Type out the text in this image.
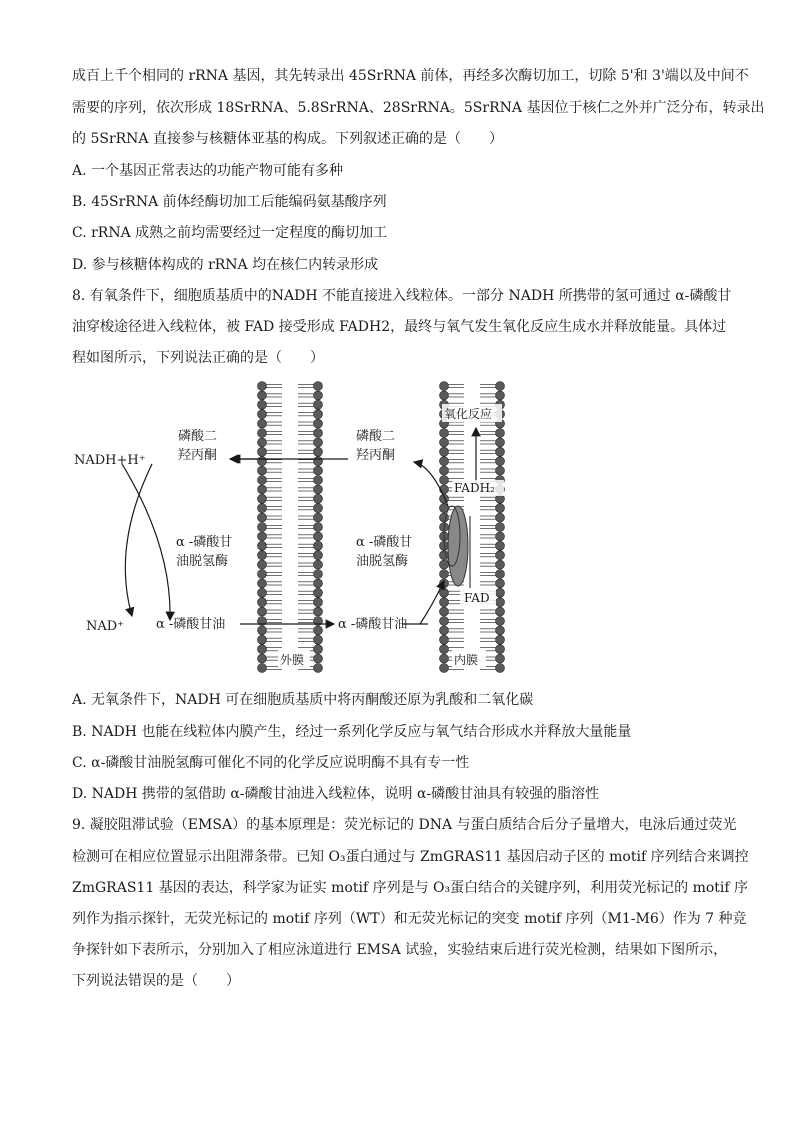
成百上千个相同的 rRNA 基因，其先转录出 45SrRNA 前体，再经多次酶切加工，切除 5'和 3'端以及中间不
需要的序列，依次形成 18SrRNA、5.8SrRNA、28SrRNA。5SrRNA 基因位于核仁之外并广泛分布，转录出
的 5SrRNA 直接参与核糖体亚基的构成。下列叙述正确的是（　　）
A. 一个基因正常表达的功能产物可能有多种
B. 45SrRNA 前体经酶切加工后能编码氨基酸序列
C. rRNA 成熟之前均需要经过一定程度的酶切加工
D. 参与核糖体构成的 rRNA 均在核仁内转录形成
8. 有氧条件下，细胞质基质中的NADH 不能直接进入线粒体。一部分 NADH 所携带的氢可通过 α-磷酸甘
油穿梭途径进入线粒体，被 FAD 接受形成 FADH2，最终与氧气发生氧化反应生成水并释放能量。具体过
程如图所示，下列说法正确的是（　　）
NADH+H⁺
NAD⁺
磷酸二
羟丙酮
α -磷酸甘
油脱氢酶
α -磷酸甘油
磷酸二
羟丙酮
α -磷酸甘
油脱氢酶
α -磷酸甘油
外膜	内膜
氧化反应
FADH₂
FAD
A. 无氧条件下，NADH 可在细胞质基质中将丙酮酸还原为乳酸和二氧化碳
B. NADH 也能在线粒体内膜产生，经过一系列化学反应与氧气结合形成水并释放大量能量
C. α-磷酸甘油脱氢酶可催化不同的化学反应说明酶不具有专一性
D. NADH 携带的氢借助 α-磷酸甘油进入线粒体，说明 α-磷酸甘油具有较强的脂溶性
9. 凝胶阻滞试验（EMSA）的基本原理是：荧光标记的 DNA 与蛋白质结合后分子量增大，电泳后通过荧光
检测可在相应位置显示出阻滞条带。已知 O₃蛋白通过与 ZmGRAS11 基因启动子区的 motif 序列结合来调控
ZmGRAS11 基因的表达，科学家为证实 motif 序列是与 O₃蛋白结合的关键序列，利用荧光标记的 motif 序
列作为指示探针，无荧光标记的 motif 序列（WT）和无荧光标记的突变 motif 序列（M1-M6）作为 7 种竞
争探针如下表所示，分别加入了相应泳道进行 EMSA 试验，实验结束后进行荧光检测，结果如下图所示，
下列说法错误的是（　　）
============
- **GIVEN EXERCISE**:
Copy the records above exactly, leaving out every picture.

- **FINAL ANSWER**:
Type out the text in this image.
成百上千个相同的 rRNA 基因，其先转录出 45SrRNA 前体，再经多次酶切加工，切除 5'和 3'端以及中间不
需要的序列，依次形成 18SrRNA、5.8SrRNA、28SrRNA。5SrRNA 基因位于核仁之外并广泛分布，转录出
的 5SrRNA 直接参与核糖体亚基的构成。下列叙述正确的是（　　）
A. 一个基因正常表达的功能产物可能有多种
B. 45SrRNA 前体经酶切加工后能编码氨基酸序列
C. rRNA 成熟之前均需要经过一定程度的酶切加工
D. 参与核糖体构成的 rRNA 均在核仁内转录形成
8. 有氧条件下，细胞质基质中的NADH 不能直接进入线粒体。一部分 NADH 所携带的氢可通过 α-磷酸甘
油穿梭途径进入线粒体，被 FAD 接受形成 FADH2，最终与氧气发生氧化反应生成水并释放能量。具体过
程如图所示，下列说法正确的是（　　）
NADH+H⁺
NAD⁺
磷酸二
羟丙酮
α -磷酸甘
油脱氢酶
α -磷酸甘油
磷酸二
羟丙酮
α -磷酸甘
油脱氢酶
α -磷酸甘油
外膜	内膜
氧化反应
FADH₂
FAD
A. 无氧条件下，NADH 可在细胞质基质中将丙酮酸还原为乳酸和二氧化碳
B. NADH 也能在线粒体内膜产生，经过一系列化学反应与氧气结合形成水并释放大量能量
C. α-磷酸甘油脱氢酶可催化不同的化学反应说明酶不具有专一性
D. NADH 携带的氢借助 α-磷酸甘油进入线粒体，说明 α-磷酸甘油具有较强的脂溶性
9. 凝胶阻滞试验（EMSA）的基本原理是：荧光标记的 DNA 与蛋白质结合后分子量增大，电泳后通过荧光
检测可在相应位置显示出阻滞条带。已知 O₃蛋白通过与 ZmGRAS11 基因启动子区的 motif 序列结合来调控
ZmGRAS11 基因的表达，科学家为证实 motif 序列是与 O₃蛋白结合的关键序列，利用荧光标记的 motif 序
列作为指示探针，无荧光标记的 motif 序列（WT）和无荧光标记的突变 motif 序列（M1-M6）作为 7 种竞
争探针如下表所示，分别加入了相应泳道进行 EMSA 试验，实验结束后进行荧光检测，结果如下图所示，
下列说法错误的是（　　）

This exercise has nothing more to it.